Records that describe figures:
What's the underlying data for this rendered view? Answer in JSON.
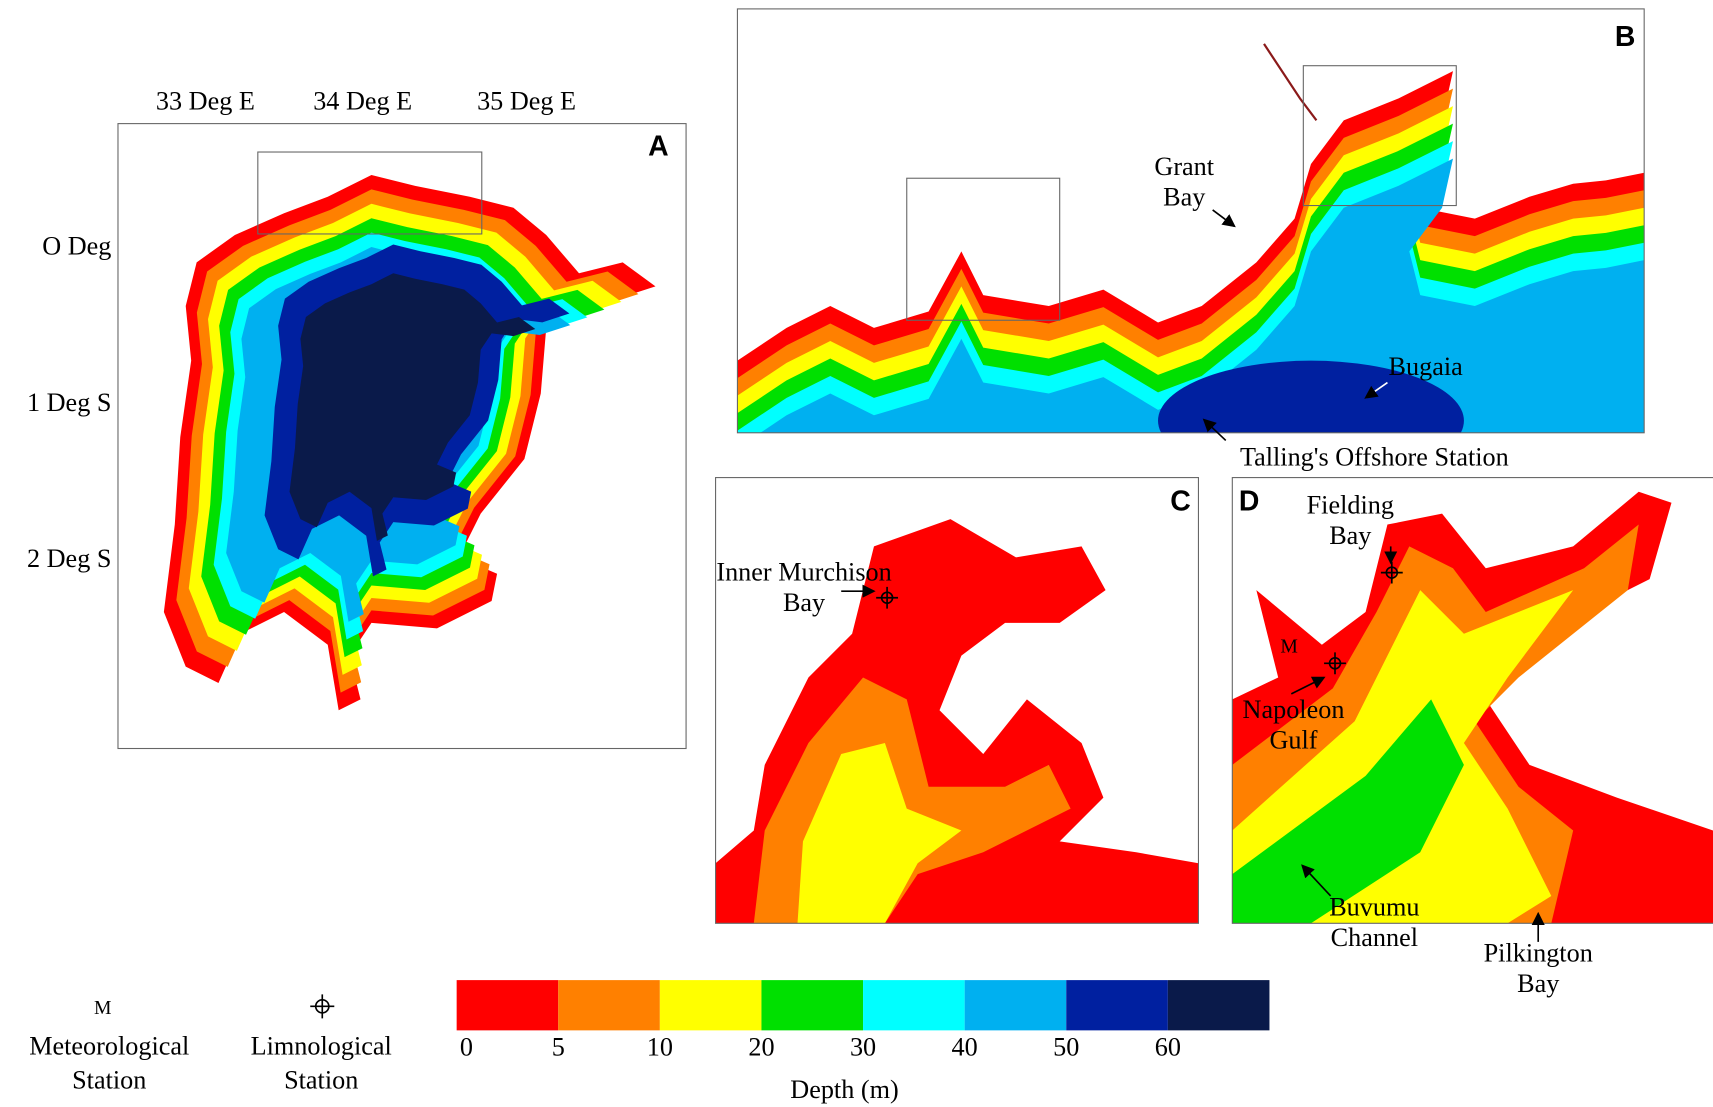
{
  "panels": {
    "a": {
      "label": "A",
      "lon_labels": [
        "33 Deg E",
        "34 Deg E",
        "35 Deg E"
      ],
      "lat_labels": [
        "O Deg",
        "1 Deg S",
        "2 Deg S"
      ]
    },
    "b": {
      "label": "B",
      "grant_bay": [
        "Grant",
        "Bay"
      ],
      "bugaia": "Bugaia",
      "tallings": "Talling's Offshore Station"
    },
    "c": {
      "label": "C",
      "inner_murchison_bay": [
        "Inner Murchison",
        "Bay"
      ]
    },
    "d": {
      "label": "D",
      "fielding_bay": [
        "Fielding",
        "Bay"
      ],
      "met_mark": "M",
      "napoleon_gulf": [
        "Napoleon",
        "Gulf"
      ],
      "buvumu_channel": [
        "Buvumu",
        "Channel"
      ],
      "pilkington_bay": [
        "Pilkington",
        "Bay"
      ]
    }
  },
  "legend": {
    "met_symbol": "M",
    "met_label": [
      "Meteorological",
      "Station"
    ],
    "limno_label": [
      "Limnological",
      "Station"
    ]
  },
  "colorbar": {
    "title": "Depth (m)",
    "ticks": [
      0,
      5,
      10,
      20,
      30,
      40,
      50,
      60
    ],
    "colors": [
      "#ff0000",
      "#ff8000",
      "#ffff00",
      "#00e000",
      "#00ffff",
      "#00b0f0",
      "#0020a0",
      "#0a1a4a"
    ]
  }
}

■ WHAT THE TASK ASKS
Restate each entry word for word, leaving out any pictures.

■ FULL RESPONSE
What's the underlying data for this rendered view? Answer in JSON.
{
  "panels": {
    "a": {
      "label": "A",
      "lon_labels": [
        "33 Deg E",
        "34 Deg E",
        "35 Deg E"
      ],
      "lat_labels": [
        "O Deg",
        "1 Deg S",
        "2 Deg S"
      ]
    },
    "b": {
      "label": "B",
      "grant_bay": [
        "Grant",
        "Bay"
      ],
      "bugaia": "Bugaia",
      "tallings": "Talling's Offshore Station"
    },
    "c": {
      "label": "C",
      "inner_murchison_bay": [
        "Inner Murchison",
        "Bay"
      ]
    },
    "d": {
      "label": "D",
      "fielding_bay": [
        "Fielding",
        "Bay"
      ],
      "met_mark": "M",
      "napoleon_gulf": [
        "Napoleon",
        "Gulf"
      ],
      "buvumu_channel": [
        "Buvumu",
        "Channel"
      ],
      "pilkington_bay": [
        "Pilkington",
        "Bay"
      ]
    }
  },
  "legend": {
    "met_symbol": "M",
    "met_label": [
      "Meteorological",
      "Station"
    ],
    "limno_label": [
      "Limnological",
      "Station"
    ]
  },
  "colorbar": {
    "title": "Depth (m)",
    "ticks": [
      0,
      5,
      10,
      20,
      30,
      40,
      50,
      60
    ],
    "colors": [
      "#ff0000",
      "#ff8000",
      "#ffff00",
      "#00e000",
      "#00ffff",
      "#00b0f0",
      "#0020a0",
      "#0a1a4a"
    ]
  }
}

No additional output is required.